*ENTRIES SUPPLIED:*
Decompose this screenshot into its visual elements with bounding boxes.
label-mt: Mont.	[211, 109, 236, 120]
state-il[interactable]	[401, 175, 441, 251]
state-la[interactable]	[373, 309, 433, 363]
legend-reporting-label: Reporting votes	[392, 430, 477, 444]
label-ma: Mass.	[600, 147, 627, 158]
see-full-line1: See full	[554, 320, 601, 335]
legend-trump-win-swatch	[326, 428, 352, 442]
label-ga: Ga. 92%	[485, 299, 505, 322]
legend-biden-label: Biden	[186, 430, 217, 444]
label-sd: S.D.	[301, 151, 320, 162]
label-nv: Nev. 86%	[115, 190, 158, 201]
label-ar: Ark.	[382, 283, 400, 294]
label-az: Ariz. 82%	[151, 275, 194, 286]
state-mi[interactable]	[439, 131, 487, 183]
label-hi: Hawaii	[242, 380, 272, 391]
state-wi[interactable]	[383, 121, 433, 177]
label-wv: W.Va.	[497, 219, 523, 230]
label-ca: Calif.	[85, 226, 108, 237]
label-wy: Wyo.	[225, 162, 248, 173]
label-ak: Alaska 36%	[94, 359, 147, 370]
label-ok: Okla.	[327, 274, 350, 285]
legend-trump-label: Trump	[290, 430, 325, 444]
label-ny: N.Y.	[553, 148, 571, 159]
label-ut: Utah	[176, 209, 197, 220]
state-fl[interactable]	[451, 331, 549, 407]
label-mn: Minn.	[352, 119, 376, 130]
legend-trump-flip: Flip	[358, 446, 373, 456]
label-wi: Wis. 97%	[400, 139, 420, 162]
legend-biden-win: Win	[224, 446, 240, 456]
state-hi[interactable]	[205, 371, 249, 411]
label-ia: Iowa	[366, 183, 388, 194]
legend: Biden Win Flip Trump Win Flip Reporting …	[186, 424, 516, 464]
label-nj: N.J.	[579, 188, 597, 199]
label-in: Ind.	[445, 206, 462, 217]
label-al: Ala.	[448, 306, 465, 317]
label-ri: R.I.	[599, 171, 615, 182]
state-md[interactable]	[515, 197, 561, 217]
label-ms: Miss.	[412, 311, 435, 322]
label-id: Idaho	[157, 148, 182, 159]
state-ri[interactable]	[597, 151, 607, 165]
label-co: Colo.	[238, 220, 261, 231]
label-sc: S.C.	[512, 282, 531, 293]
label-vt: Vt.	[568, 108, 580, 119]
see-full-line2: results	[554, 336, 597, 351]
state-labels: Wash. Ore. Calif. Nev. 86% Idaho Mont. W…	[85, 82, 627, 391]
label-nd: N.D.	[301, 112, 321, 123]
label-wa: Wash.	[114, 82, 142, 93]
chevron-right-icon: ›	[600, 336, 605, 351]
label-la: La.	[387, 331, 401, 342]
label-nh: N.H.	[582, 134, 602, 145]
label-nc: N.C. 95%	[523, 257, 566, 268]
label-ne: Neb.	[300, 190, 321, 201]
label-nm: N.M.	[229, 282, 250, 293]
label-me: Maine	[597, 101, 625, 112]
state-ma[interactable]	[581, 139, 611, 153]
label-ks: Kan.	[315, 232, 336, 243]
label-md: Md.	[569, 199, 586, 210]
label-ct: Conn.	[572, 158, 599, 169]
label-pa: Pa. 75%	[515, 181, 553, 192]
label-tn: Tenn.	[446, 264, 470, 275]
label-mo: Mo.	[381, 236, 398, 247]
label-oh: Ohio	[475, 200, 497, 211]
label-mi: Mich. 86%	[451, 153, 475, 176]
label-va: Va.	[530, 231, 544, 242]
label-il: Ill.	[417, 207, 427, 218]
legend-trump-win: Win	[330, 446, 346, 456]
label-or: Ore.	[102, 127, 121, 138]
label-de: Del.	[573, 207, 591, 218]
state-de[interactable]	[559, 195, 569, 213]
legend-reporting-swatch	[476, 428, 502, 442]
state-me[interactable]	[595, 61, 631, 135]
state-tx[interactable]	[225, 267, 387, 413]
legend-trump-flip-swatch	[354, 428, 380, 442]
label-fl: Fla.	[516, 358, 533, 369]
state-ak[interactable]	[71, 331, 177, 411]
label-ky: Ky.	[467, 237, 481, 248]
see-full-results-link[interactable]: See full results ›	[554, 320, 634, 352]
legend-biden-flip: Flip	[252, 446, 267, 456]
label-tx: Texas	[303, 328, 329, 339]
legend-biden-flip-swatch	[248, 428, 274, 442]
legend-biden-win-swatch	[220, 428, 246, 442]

*TASK DIRECTIONS:*
Return every line of the material above without any change, keeping the original order.

*WRITTEN RESPONSE:*
Decompose this screenshot into its visual elements with bounding boxes.
label-mt: Mont.	[211, 109, 236, 120]
state-il[interactable]	[401, 175, 441, 251]
state-la[interactable]	[373, 309, 433, 363]
legend-reporting-label: Reporting votes	[392, 430, 477, 444]
label-ma: Mass.	[600, 147, 627, 158]
see-full-line1: See full	[554, 320, 601, 335]
legend-trump-win-swatch	[326, 428, 352, 442]
label-ga: Ga. 92%	[485, 299, 505, 322]
legend-biden-label: Biden	[186, 430, 217, 444]
label-sd: S.D.	[301, 151, 320, 162]
label-nv: Nev. 86%	[115, 190, 158, 201]
label-ar: Ark.	[382, 283, 400, 294]
label-az: Ariz. 82%	[151, 275, 194, 286]
state-mi[interactable]	[439, 131, 487, 183]
label-hi: Hawaii	[242, 380, 272, 391]
state-wi[interactable]	[383, 121, 433, 177]
label-wv: W.Va.	[497, 219, 523, 230]
label-ca: Calif.	[85, 226, 108, 237]
label-wy: Wyo.	[225, 162, 248, 173]
label-ak: Alaska 36%	[94, 359, 147, 370]
label-ok: Okla.	[327, 274, 350, 285]
legend-trump-label: Trump	[290, 430, 325, 444]
label-ny: N.Y.	[553, 148, 571, 159]
label-ut: Utah	[176, 209, 197, 220]
state-fl[interactable]	[451, 331, 549, 407]
label-mn: Minn.	[352, 119, 376, 130]
legend-trump-flip: Flip	[358, 446, 373, 456]
label-wi: Wis. 97%	[400, 139, 420, 162]
legend-biden-win: Win	[224, 446, 240, 456]
state-hi[interactable]	[205, 371, 249, 411]
label-ia: Iowa	[366, 183, 388, 194]
legend: Biden Win Flip Trump Win Flip Reporting …	[186, 424, 516, 464]
label-nj: N.J.	[579, 188, 597, 199]
label-in: Ind.	[445, 206, 462, 217]
label-al: Ala.	[448, 306, 465, 317]
label-ri: R.I.	[599, 171, 615, 182]
state-md[interactable]	[515, 197, 561, 217]
label-ms: Miss.	[412, 311, 435, 322]
label-id: Idaho	[157, 148, 182, 159]
state-ri[interactable]	[597, 151, 607, 165]
label-co: Colo.	[238, 220, 261, 231]
label-sc: S.C.	[512, 282, 531, 293]
label-vt: Vt.	[568, 108, 580, 119]
see-full-line2: results	[554, 336, 597, 351]
state-labels: Wash. Ore. Calif. Nev. 86% Idaho Mont. W…	[85, 82, 627, 391]
label-nd: N.D.	[301, 112, 321, 123]
label-wa: Wash.	[114, 82, 142, 93]
chevron-right-icon: ›	[600, 336, 605, 351]
label-la: La.	[387, 331, 401, 342]
label-nh: N.H.	[582, 134, 602, 145]
label-nc: N.C. 95%	[523, 257, 566, 268]
label-ne: Neb.	[300, 190, 321, 201]
label-nm: N.M.	[229, 282, 250, 293]
label-me: Maine	[597, 101, 625, 112]
state-ma[interactable]	[581, 139, 611, 153]
label-ks: Kan.	[315, 232, 336, 243]
label-md: Md.	[569, 199, 586, 210]
label-ct: Conn.	[572, 158, 599, 169]
label-pa: Pa. 75%	[515, 181, 553, 192]
label-tn: Tenn.	[446, 264, 470, 275]
label-mo: Mo.	[381, 236, 398, 247]
label-oh: Ohio	[475, 200, 497, 211]
label-mi: Mich. 86%	[451, 153, 475, 176]
label-va: Va.	[530, 231, 544, 242]
label-il: Ill.	[417, 207, 427, 218]
legend-trump-win: Win	[330, 446, 346, 456]
label-or: Ore.	[102, 127, 121, 138]
label-de: Del.	[573, 207, 591, 218]
state-de[interactable]	[559, 195, 569, 213]
legend-reporting-swatch	[476, 428, 502, 442]
state-me[interactable]	[595, 61, 631, 135]
state-tx[interactable]	[225, 267, 387, 413]
legend-trump-flip-swatch	[354, 428, 380, 442]
label-fl: Fla.	[516, 358, 533, 369]
state-ak[interactable]	[71, 331, 177, 411]
label-ky: Ky.	[467, 237, 481, 248]
see-full-results-link[interactable]: See full results ›	[554, 320, 634, 352]
legend-biden-flip: Flip	[252, 446, 267, 456]
label-tx: Texas	[303, 328, 329, 339]
legend-biden-flip-swatch	[248, 428, 274, 442]
legend-biden-win-swatch	[220, 428, 246, 442]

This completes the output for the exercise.